--- START OF DATA ENTRIES ---

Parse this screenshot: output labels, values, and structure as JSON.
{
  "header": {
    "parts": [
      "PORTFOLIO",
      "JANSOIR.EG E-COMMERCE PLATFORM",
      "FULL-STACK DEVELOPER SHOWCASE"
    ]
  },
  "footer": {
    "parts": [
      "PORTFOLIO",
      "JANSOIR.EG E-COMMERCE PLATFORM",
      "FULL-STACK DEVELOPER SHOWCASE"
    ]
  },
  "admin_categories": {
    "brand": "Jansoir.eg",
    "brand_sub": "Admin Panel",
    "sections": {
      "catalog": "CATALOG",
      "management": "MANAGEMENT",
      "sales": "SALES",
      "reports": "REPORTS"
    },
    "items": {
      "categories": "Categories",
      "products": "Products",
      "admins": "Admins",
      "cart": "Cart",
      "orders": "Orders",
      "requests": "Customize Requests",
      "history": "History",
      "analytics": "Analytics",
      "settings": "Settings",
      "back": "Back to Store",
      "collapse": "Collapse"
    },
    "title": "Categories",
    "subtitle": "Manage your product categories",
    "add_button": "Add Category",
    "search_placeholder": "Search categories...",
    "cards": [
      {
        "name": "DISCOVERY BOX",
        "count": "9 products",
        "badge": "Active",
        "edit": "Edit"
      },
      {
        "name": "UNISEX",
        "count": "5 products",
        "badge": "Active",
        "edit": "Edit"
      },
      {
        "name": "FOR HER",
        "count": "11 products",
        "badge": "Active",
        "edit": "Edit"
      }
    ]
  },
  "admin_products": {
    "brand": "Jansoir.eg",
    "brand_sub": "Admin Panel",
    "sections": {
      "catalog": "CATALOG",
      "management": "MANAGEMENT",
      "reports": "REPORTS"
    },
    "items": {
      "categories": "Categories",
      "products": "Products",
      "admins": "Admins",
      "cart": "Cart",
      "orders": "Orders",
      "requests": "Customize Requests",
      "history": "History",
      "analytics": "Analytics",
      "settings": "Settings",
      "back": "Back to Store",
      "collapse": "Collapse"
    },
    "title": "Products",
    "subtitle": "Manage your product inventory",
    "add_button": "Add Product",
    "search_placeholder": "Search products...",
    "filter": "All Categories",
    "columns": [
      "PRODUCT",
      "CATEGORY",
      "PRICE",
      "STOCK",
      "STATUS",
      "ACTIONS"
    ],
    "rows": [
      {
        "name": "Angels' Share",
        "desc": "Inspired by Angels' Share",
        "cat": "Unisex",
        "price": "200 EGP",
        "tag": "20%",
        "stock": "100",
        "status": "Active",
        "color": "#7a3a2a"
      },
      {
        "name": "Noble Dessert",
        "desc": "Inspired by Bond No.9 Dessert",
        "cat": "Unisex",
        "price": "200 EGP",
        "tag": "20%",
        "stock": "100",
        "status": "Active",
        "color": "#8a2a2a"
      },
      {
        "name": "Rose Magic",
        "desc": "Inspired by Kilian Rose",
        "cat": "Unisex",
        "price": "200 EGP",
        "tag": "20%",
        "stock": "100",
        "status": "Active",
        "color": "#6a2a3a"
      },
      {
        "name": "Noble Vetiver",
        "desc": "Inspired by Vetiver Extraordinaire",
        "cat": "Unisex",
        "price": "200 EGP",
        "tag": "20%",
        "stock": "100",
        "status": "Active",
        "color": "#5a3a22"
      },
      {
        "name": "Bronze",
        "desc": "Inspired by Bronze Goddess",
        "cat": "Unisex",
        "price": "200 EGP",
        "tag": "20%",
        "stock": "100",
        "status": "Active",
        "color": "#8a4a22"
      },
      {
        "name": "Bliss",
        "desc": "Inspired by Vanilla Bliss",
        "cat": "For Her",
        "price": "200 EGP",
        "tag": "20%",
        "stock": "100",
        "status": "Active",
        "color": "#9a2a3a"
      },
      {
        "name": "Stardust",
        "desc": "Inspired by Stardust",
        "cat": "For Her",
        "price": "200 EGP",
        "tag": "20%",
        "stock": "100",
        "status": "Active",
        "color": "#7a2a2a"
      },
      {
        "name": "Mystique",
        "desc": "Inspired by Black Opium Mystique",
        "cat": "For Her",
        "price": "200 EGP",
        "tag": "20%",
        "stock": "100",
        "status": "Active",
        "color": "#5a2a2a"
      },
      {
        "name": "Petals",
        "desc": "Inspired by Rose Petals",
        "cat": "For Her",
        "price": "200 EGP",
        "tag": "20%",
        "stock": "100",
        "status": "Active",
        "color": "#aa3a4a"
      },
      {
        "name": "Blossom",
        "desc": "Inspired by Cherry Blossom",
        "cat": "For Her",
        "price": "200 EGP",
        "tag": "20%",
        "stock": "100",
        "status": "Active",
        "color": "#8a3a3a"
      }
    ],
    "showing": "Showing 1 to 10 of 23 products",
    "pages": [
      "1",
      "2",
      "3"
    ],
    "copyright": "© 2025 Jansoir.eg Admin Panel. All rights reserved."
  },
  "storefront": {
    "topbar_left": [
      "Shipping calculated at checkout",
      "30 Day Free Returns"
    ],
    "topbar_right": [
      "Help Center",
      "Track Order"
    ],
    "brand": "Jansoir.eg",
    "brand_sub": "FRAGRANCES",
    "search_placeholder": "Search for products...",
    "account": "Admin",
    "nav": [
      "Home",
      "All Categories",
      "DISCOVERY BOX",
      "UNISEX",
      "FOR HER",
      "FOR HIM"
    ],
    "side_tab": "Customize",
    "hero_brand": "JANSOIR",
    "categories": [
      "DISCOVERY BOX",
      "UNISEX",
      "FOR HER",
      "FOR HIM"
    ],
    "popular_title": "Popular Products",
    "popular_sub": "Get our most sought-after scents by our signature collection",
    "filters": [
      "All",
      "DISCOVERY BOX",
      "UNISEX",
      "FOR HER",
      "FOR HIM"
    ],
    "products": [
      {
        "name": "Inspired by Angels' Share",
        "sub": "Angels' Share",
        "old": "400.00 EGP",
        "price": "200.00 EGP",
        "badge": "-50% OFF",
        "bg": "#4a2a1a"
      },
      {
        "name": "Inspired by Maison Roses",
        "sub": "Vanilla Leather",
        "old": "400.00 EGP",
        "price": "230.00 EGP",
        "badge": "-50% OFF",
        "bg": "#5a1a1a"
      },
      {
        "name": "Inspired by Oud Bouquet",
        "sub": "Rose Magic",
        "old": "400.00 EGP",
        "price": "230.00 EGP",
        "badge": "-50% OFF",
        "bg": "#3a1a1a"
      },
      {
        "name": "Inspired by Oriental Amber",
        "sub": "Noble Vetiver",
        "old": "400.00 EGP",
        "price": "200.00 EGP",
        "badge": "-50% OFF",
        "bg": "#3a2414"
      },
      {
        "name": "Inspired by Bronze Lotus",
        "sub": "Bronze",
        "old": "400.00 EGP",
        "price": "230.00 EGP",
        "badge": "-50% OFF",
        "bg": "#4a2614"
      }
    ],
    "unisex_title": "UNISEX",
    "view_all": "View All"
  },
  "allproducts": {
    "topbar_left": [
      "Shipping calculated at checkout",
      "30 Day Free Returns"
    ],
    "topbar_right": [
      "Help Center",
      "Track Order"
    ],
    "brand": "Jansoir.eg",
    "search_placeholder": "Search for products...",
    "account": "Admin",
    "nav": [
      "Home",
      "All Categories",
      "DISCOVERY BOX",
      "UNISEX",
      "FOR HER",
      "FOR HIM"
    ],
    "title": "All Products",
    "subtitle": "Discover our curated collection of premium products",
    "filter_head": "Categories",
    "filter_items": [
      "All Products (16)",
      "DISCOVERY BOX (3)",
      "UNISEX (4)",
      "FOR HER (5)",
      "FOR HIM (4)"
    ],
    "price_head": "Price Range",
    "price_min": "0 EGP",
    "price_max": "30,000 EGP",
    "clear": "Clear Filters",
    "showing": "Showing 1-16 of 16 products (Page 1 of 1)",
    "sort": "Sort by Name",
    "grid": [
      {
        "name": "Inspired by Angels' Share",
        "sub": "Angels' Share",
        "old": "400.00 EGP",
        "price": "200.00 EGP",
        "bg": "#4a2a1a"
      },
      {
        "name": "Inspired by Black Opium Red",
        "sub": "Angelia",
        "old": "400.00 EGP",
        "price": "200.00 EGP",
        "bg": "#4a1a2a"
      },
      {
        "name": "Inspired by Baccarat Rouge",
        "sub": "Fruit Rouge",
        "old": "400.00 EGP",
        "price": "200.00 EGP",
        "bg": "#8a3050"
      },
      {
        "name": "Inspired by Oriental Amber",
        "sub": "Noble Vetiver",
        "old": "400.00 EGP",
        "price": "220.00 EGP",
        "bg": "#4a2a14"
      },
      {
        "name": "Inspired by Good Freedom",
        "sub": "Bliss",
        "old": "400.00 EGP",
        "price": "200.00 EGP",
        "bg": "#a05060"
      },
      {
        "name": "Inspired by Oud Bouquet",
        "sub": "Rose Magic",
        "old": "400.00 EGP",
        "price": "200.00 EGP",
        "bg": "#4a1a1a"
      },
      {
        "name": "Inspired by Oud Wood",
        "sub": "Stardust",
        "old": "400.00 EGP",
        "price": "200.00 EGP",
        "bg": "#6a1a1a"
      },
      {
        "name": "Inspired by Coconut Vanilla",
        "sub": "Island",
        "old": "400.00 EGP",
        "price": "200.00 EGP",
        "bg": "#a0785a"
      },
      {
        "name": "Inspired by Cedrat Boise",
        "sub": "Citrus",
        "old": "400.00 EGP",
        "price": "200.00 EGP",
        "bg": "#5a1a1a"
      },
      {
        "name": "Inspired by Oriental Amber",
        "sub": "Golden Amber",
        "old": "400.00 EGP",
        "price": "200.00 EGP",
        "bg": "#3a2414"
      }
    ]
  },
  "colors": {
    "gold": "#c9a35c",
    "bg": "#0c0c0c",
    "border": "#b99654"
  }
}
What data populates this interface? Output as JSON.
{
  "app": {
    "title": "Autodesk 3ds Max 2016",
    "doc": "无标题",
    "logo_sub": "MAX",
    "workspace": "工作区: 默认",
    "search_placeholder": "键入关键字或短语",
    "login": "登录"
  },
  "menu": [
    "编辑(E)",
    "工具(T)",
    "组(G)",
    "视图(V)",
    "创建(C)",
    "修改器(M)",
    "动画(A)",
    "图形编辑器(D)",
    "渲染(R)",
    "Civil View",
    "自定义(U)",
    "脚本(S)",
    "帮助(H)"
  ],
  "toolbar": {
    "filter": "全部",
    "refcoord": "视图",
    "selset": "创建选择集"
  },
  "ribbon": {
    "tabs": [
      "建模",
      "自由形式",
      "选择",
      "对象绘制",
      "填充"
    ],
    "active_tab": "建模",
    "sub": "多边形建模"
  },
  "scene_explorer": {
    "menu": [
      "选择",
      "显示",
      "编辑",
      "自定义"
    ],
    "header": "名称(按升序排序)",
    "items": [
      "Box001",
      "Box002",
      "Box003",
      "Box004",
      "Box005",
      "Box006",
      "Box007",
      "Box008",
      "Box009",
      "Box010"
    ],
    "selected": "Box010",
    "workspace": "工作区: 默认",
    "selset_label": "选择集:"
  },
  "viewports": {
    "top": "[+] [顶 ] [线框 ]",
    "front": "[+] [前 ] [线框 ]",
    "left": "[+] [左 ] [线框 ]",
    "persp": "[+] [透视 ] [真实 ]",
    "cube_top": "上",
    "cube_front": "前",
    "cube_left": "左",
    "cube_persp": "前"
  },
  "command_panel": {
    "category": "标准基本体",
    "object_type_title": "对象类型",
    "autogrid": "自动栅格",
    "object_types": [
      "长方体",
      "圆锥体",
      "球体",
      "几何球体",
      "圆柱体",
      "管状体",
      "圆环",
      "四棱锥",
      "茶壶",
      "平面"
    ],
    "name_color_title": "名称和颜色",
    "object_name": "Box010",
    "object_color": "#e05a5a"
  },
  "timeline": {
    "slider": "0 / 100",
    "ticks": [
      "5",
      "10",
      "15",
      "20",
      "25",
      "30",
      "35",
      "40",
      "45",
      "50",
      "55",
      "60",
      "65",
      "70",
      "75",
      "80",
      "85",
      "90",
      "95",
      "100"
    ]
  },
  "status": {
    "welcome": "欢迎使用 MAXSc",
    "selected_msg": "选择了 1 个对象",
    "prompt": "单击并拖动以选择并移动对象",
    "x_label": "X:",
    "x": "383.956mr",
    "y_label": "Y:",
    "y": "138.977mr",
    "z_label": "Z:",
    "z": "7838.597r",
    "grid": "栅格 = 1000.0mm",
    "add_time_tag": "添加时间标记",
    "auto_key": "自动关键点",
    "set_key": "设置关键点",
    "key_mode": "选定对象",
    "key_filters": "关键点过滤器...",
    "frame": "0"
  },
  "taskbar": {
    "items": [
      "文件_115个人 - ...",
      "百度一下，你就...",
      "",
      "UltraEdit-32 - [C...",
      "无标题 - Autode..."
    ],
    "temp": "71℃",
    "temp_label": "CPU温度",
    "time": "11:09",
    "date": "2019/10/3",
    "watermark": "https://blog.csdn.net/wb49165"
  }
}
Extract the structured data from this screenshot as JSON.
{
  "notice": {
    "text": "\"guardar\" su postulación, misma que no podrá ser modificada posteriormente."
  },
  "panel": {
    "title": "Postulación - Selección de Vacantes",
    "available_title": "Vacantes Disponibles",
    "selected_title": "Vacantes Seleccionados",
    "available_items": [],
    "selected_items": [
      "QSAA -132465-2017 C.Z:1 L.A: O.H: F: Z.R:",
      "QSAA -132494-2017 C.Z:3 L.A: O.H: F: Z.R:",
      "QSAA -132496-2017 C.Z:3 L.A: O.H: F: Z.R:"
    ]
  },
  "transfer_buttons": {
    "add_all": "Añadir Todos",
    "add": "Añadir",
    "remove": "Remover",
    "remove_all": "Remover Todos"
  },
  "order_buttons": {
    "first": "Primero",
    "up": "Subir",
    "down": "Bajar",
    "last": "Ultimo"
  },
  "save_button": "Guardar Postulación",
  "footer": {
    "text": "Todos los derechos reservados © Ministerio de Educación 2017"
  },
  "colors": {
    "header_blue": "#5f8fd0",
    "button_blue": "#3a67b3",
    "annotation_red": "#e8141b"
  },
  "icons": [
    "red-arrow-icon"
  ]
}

--- END OF DATA ENTRIES ---

- WHAT TO DO -
Read the lines above. Gather those in which the string "Noble" is found.

- FINISHED EXERCISE -
        "name": "Noble Dessert",
        "name": "Noble Vetiver",
        "sub": "Noble Vetiver",
        "sub": "Noble Vetiver",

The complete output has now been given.